Extract every line of the entries below and reproduce each one unchanged, in the same order.

## BEGIN

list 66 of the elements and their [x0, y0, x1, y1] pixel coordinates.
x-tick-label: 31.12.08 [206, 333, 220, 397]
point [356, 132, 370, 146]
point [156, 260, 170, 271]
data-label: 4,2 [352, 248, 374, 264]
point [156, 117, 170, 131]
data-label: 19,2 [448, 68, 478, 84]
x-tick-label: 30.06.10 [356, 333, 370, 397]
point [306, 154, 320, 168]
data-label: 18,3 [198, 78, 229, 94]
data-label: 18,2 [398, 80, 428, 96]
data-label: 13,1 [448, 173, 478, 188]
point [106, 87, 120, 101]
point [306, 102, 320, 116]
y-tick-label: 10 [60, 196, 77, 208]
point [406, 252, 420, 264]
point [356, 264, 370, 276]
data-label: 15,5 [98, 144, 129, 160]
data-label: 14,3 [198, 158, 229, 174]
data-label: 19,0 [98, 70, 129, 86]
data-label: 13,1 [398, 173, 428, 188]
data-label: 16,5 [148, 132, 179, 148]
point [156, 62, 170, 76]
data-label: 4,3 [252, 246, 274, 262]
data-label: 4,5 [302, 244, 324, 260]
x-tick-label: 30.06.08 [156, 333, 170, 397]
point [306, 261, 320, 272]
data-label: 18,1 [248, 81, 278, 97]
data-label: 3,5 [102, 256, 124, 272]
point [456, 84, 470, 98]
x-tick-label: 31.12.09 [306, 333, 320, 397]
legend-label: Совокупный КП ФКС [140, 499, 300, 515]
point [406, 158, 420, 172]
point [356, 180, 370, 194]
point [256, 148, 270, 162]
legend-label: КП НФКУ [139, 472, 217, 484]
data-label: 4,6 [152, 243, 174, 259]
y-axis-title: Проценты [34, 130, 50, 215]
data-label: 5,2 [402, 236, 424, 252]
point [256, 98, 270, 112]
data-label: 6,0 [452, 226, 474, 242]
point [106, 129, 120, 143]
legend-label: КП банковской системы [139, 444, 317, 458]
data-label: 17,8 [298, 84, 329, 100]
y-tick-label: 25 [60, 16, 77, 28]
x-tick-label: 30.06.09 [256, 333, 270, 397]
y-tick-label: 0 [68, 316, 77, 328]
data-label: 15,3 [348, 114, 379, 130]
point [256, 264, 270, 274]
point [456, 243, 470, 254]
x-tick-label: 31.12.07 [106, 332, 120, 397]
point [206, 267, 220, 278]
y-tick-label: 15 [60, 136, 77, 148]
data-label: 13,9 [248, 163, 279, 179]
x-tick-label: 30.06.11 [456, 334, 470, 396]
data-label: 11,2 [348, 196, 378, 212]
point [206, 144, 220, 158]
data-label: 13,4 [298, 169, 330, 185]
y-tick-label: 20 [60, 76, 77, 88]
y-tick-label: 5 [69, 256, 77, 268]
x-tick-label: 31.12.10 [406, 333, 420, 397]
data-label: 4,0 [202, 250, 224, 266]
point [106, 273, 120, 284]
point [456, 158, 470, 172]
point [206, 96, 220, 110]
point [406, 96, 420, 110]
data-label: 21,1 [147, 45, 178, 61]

## END

SOLUTION FOR THIS PROBLEM
list 66 of the elements and their [x0, y0, x1, y1] pixel coordinates.
x-tick-label: 31.12.08 [206, 333, 220, 397]
point [356, 132, 370, 146]
point [156, 260, 170, 271]
data-label: 4,2 [352, 248, 374, 264]
point [156, 117, 170, 131]
data-label: 19,2 [448, 68, 478, 84]
x-tick-label: 30.06.10 [356, 333, 370, 397]
point [306, 154, 320, 168]
data-label: 18,3 [198, 78, 229, 94]
data-label: 18,2 [398, 80, 428, 96]
data-label: 13,1 [448, 173, 478, 188]
point [106, 87, 120, 101]
point [306, 102, 320, 116]
y-tick-label: 10 [60, 196, 77, 208]
point [406, 252, 420, 264]
point [356, 264, 370, 276]
data-label: 15,5 [98, 144, 129, 160]
data-label: 14,3 [198, 158, 229, 174]
data-label: 19,0 [98, 70, 129, 86]
data-label: 13,1 [398, 173, 428, 188]
data-label: 16,5 [148, 132, 179, 148]
point [156, 62, 170, 76]
data-label: 4,3 [252, 246, 274, 262]
data-label: 4,5 [302, 244, 324, 260]
x-tick-label: 30.06.08 [156, 333, 170, 397]
point [306, 261, 320, 272]
data-label: 18,1 [248, 81, 278, 97]
data-label: 3,5 [102, 256, 124, 272]
point [456, 84, 470, 98]
x-tick-label: 31.12.09 [306, 333, 320, 397]
legend-label: Совокупный КП ФКС [140, 499, 300, 515]
point [406, 158, 420, 172]
point [356, 180, 370, 194]
point [256, 148, 270, 162]
legend-label: КП НФКУ [139, 472, 217, 484]
data-label: 4,6 [152, 243, 174, 259]
y-axis-title: Проценты [34, 130, 50, 215]
data-label: 5,2 [402, 236, 424, 252]
point [256, 98, 270, 112]
data-label: 6,0 [452, 226, 474, 242]
point [106, 129, 120, 143]
legend-label: КП банковской системы [139, 444, 317, 458]
data-label: 17,8 [298, 84, 329, 100]
y-tick-label: 25 [60, 16, 77, 28]
x-tick-label: 30.06.09 [256, 333, 270, 397]
y-tick-label: 0 [68, 316, 77, 328]
data-label: 15,3 [348, 114, 379, 130]
point [256, 264, 270, 274]
point [456, 243, 470, 254]
x-tick-label: 31.12.07 [106, 332, 120, 397]
point [206, 267, 220, 278]
y-tick-label: 15 [60, 136, 77, 148]
data-label: 13,9 [248, 163, 279, 179]
x-tick-label: 30.06.11 [456, 334, 470, 396]
data-label: 11,2 [348, 196, 378, 212]
point [206, 144, 220, 158]
data-label: 13,4 [298, 169, 330, 185]
y-tick-label: 20 [60, 76, 77, 88]
y-tick-label: 5 [69, 256, 77, 268]
x-tick-label: 31.12.10 [406, 333, 420, 397]
data-label: 4,0 [202, 250, 224, 266]
point [106, 273, 120, 284]
point [456, 158, 470, 172]
point [206, 96, 220, 110]
point [406, 96, 420, 110]
data-label: 21,1 [147, 45, 178, 61]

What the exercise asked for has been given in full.